What you are asked to do: Among the entries below, find the lines with "Rosenbluth" and copy them.

──────── Records

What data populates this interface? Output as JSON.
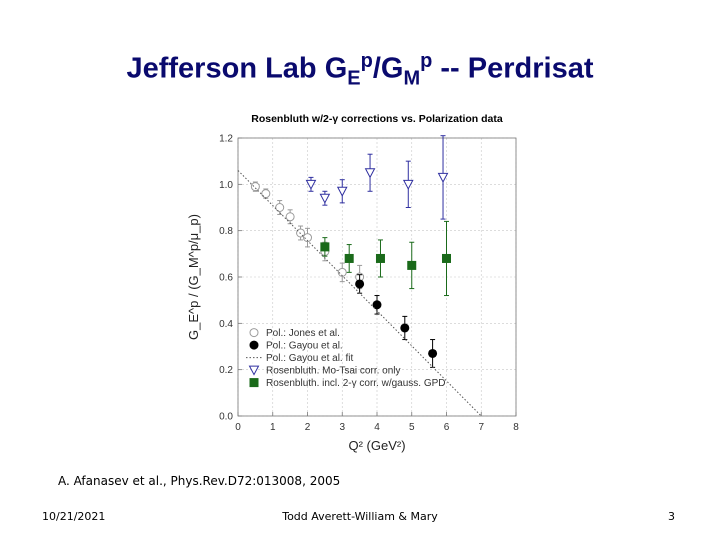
{
  "slide": {
    "title_main": "Jefferson Lab G",
    "title_sub1": "E",
    "title_sup1": "p",
    "title_mid": "/G",
    "title_sub2": "M",
    "title_sup2": "p",
    "title_end": " -- Perdrisat",
    "citation": "A. Afanasev et al., Phys.Rev.D72:013008, 2005",
    "footer_date": "10/21/2021",
    "footer_center": "Todd Averett-William & Mary",
    "page_number": "3"
  },
  "chart_data": {
    "type": "scatter",
    "title": "Rosenbluth w/2-γ corrections vs. Polarization data",
    "xlabel": "Q² (GeV²)",
    "ylabel": "G_E^p / (G_M^p/μ_p)",
    "xlim": [
      0,
      8
    ],
    "ylim": [
      0.0,
      1.2
    ],
    "xticks": [
      "0",
      "1",
      "2",
      "3",
      "4",
      "5",
      "6",
      "7",
      "8"
    ],
    "yticks": [
      "0.0",
      "0.2",
      "0.4",
      "0.6",
      "0.8",
      "1.0",
      "1.2"
    ],
    "grid": true,
    "legend_position": "bottom-left",
    "series": [
      {
        "name": "Pol.: Jones et al.",
        "marker": "open-circle",
        "color": "#9a9a9a",
        "points": [
          {
            "x": 0.5,
            "y": 0.99,
            "err": 0.02
          },
          {
            "x": 0.8,
            "y": 0.96,
            "err": 0.02
          },
          {
            "x": 1.2,
            "y": 0.9,
            "err": 0.03
          },
          {
            "x": 1.5,
            "y": 0.86,
            "err": 0.03
          },
          {
            "x": 1.8,
            "y": 0.79,
            "err": 0.03
          },
          {
            "x": 2.0,
            "y": 0.77,
            "err": 0.04
          },
          {
            "x": 2.5,
            "y": 0.71,
            "err": 0.04
          },
          {
            "x": 3.0,
            "y": 0.62,
            "err": 0.04
          },
          {
            "x": 3.5,
            "y": 0.6,
            "err": 0.05
          }
        ]
      },
      {
        "name": "Pol.: Gayou et al.",
        "marker": "filled-circle",
        "color": "#000000",
        "points": [
          {
            "x": 3.5,
            "y": 0.57,
            "err": 0.04
          },
          {
            "x": 4.0,
            "y": 0.48,
            "err": 0.04
          },
          {
            "x": 4.8,
            "y": 0.38,
            "err": 0.05
          },
          {
            "x": 5.6,
            "y": 0.27,
            "err": 0.06
          }
        ]
      },
      {
        "name": "Pol.: Gayou et al. fit",
        "marker": "dotted-line",
        "color": "#555555",
        "line": [
          [
            0.0,
            1.06
          ],
          [
            7.0,
            0.0
          ]
        ]
      },
      {
        "name": "Rosenbluth. Mo-Tsai corr. only",
        "marker": "open-triangle-down",
        "color": "#3030a0",
        "points": [
          {
            "x": 2.1,
            "y": 1.0,
            "err": 0.03
          },
          {
            "x": 2.5,
            "y": 0.94,
            "err": 0.03
          },
          {
            "x": 3.0,
            "y": 0.97,
            "err": 0.05
          },
          {
            "x": 3.8,
            "y": 1.05,
            "err": 0.08
          },
          {
            "x": 4.9,
            "y": 1.0,
            "err": 0.1
          },
          {
            "x": 5.9,
            "y": 1.03,
            "err": 0.18
          }
        ]
      },
      {
        "name": "Rosenbluth. incl. 2-γ corr. w/gauss. GPD",
        "marker": "filled-square",
        "color": "#1a6a1a",
        "points": [
          {
            "x": 2.5,
            "y": 0.73,
            "err": 0.04
          },
          {
            "x": 3.2,
            "y": 0.68,
            "err": 0.06
          },
          {
            "x": 4.1,
            "y": 0.68,
            "err": 0.08
          },
          {
            "x": 5.0,
            "y": 0.65,
            "err": 0.1
          },
          {
            "x": 6.0,
            "y": 0.68,
            "err": 0.16
          }
        ]
      }
    ]
  }
}
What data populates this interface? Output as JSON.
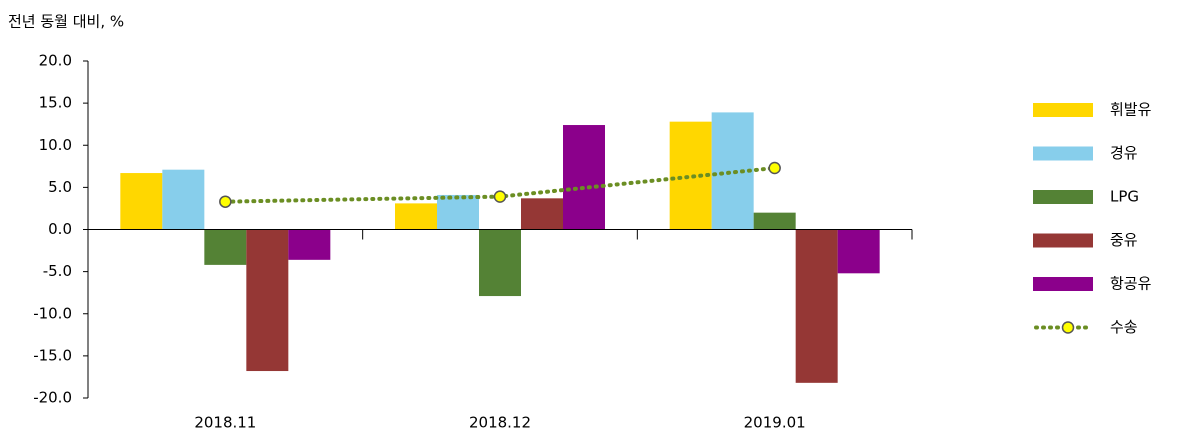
{
  "chart_data": {
    "type": "bar",
    "y_axis_label": "전년 동월 대비, %",
    "categories": [
      "2018.11",
      "2018.12",
      "2019.01"
    ],
    "series": [
      {
        "name": "휘발유",
        "color": "#FFD700",
        "values": [
          6.7,
          3.1,
          12.8
        ]
      },
      {
        "name": "경유",
        "color": "#87CEEB",
        "values": [
          7.1,
          4.1,
          13.9
        ]
      },
      {
        "name": "LPG",
        "color": "#548235",
        "values": [
          -4.2,
          -7.9,
          2.0
        ]
      },
      {
        "name": "중유",
        "color": "#953735",
        "values": [
          -16.8,
          3.7,
          -18.2
        ]
      },
      {
        "name": "항공유",
        "color": "#8B008B",
        "values": [
          -3.6,
          12.4,
          -5.2
        ]
      },
      {
        "name": "수송",
        "color": "#6B8E23",
        "type": "line",
        "marker_color": "#FFFF00",
        "values": [
          3.3,
          3.9,
          7.3
        ]
      }
    ],
    "ylim": [
      -20,
      20
    ],
    "yticks": [
      {
        "value": 20,
        "label": "20.0"
      },
      {
        "value": 15,
        "label": "15.0"
      },
      {
        "value": 10,
        "label": "10.0"
      },
      {
        "value": 5,
        "label": "5.0"
      },
      {
        "value": 0,
        "label": "0.0"
      },
      {
        "value": -5,
        "label": "-5.0"
      },
      {
        "value": -10,
        "label": "-10.0"
      },
      {
        "value": -15,
        "label": "-15.0"
      },
      {
        "value": -20,
        "label": "-20.0"
      }
    ],
    "legend": "right"
  }
}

────────────────

Response:
    "title": "Rosenbluth w/2-γ corrections vs. Polarization data",
        "name": "Rosenbluth. Mo-Tsai corr. only",
        "name": "Rosenbluth. incl. 2-γ corr. w/gauss. GPD",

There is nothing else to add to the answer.